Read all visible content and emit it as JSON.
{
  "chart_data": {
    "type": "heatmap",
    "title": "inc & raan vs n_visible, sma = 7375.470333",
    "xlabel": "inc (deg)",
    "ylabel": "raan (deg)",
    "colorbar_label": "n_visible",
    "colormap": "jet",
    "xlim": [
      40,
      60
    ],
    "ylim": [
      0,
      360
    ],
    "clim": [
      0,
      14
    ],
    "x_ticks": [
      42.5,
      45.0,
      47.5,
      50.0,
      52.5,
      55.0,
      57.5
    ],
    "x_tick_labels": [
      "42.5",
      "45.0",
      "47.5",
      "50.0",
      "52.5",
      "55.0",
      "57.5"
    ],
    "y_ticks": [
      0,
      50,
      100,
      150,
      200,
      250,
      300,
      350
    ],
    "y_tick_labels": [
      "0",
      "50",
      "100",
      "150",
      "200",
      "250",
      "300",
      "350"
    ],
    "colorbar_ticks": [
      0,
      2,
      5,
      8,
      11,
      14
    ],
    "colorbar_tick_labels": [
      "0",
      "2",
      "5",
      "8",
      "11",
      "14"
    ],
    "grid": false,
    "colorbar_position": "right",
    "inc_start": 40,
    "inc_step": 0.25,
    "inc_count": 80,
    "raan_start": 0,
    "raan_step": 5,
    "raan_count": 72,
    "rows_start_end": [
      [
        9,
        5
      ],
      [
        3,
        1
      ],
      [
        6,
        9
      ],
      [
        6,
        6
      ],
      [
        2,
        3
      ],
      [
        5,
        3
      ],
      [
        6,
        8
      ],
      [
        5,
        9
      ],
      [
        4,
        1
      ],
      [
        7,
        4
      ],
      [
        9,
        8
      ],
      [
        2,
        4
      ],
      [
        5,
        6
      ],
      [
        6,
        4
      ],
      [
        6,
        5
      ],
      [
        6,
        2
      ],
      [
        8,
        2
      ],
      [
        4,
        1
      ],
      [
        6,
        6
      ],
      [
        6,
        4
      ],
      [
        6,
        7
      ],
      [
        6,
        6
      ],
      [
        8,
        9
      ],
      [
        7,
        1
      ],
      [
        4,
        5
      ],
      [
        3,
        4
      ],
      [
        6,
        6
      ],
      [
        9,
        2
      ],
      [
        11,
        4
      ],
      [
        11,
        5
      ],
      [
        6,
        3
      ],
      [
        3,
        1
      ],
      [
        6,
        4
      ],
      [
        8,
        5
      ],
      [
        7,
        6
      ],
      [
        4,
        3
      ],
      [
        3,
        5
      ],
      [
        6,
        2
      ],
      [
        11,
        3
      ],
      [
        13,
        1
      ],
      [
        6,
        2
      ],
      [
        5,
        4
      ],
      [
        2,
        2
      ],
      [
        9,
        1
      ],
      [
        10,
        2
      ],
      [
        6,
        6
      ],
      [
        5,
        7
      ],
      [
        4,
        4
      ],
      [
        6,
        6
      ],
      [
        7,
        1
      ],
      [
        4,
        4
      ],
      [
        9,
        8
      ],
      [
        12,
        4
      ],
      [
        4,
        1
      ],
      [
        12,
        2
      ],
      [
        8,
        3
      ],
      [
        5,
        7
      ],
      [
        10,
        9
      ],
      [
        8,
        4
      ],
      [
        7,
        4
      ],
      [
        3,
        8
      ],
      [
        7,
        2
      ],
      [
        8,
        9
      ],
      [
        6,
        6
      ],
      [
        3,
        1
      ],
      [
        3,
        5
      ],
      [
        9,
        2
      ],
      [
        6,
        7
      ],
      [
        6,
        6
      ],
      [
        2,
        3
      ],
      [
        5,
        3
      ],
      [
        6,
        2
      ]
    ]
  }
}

══════

Return every record above exactly as it appears.

Read all visible content and emit it as JSON.
{
  "chart_data": {
    "type": "heatmap",
    "title": "inc & raan vs n_visible, sma = 7375.470333",
    "xlabel": "inc (deg)",
    "ylabel": "raan (deg)",
    "colorbar_label": "n_visible",
    "colormap": "jet",
    "xlim": [
      40,
      60
    ],
    "ylim": [
      0,
      360
    ],
    "clim": [
      0,
      14
    ],
    "x_ticks": [
      42.5,
      45.0,
      47.5,
      50.0,
      52.5,
      55.0,
      57.5
    ],
    "x_tick_labels": [
      "42.5",
      "45.0",
      "47.5",
      "50.0",
      "52.5",
      "55.0",
      "57.5"
    ],
    "y_ticks": [
      0,
      50,
      100,
      150,
      200,
      250,
      300,
      350
    ],
    "y_tick_labels": [
      "0",
      "50",
      "100",
      "150",
      "200",
      "250",
      "300",
      "350"
    ],
    "colorbar_ticks": [
      0,
      2,
      5,
      8,
      11,
      14
    ],
    "colorbar_tick_labels": [
      "0",
      "2",
      "5",
      "8",
      "11",
      "14"
    ],
    "grid": false,
    "colorbar_position": "right",
    "inc_start": 40,
    "inc_step": 0.25,
    "inc_count": 80,
    "raan_start": 0,
    "raan_step": 5,
    "raan_count": 72,
    "rows_start_end": [
      [
        9,
        5
      ],
      [
        3,
        1
      ],
      [
        6,
        9
      ],
      [
        6,
        6
      ],
      [
        2,
        3
      ],
      [
        5,
        3
      ],
      [
        6,
        8
      ],
      [
        5,
        9
      ],
      [
        4,
        1
      ],
      [
        7,
        4
      ],
      [
        9,
        8
      ],
      [
        2,
        4
      ],
      [
        5,
        6
      ],
      [
        6,
        4
      ],
      [
        6,
        5
      ],
      [
        6,
        2
      ],
      [
        8,
        2
      ],
      [
        4,
        1
      ],
      [
        6,
        6
      ],
      [
        6,
        4
      ],
      [
        6,
        7
      ],
      [
        6,
        6
      ],
      [
        8,
        9
      ],
      [
        7,
        1
      ],
      [
        4,
        5
      ],
      [
        3,
        4
      ],
      [
        6,
        6
      ],
      [
        9,
        2
      ],
      [
        11,
        4
      ],
      [
        11,
        5
      ],
      [
        6,
        3
      ],
      [
        3,
        1
      ],
      [
        6,
        4
      ],
      [
        8,
        5
      ],
      [
        7,
        6
      ],
      [
        4,
        3
      ],
      [
        3,
        5
      ],
      [
        6,
        2
      ],
      [
        11,
        3
      ],
      [
        13,
        1
      ],
      [
        6,
        2
      ],
      [
        5,
        4
      ],
      [
        2,
        2
      ],
      [
        9,
        1
      ],
      [
        10,
        2
      ],
      [
        6,
        6
      ],
      [
        5,
        7
      ],
      [
        4,
        4
      ],
      [
        6,
        6
      ],
      [
        7,
        1
      ],
      [
        4,
        4
      ],
      [
        9,
        8
      ],
      [
        12,
        4
      ],
      [
        4,
        1
      ],
      [
        12,
        2
      ],
      [
        8,
        3
      ],
      [
        5,
        7
      ],
      [
        10,
        9
      ],
      [
        8,
        4
      ],
      [
        7,
        4
      ],
      [
        3,
        8
      ],
      [
        7,
        2
      ],
      [
        8,
        9
      ],
      [
        6,
        6
      ],
      [
        3,
        1
      ],
      [
        3,
        5
      ],
      [
        9,
        2
      ],
      [
        6,
        7
      ],
      [
        6,
        6
      ],
      [
        2,
        3
      ],
      [
        5,
        3
      ],
      [
        6,
        2
      ]
    ]
  }
}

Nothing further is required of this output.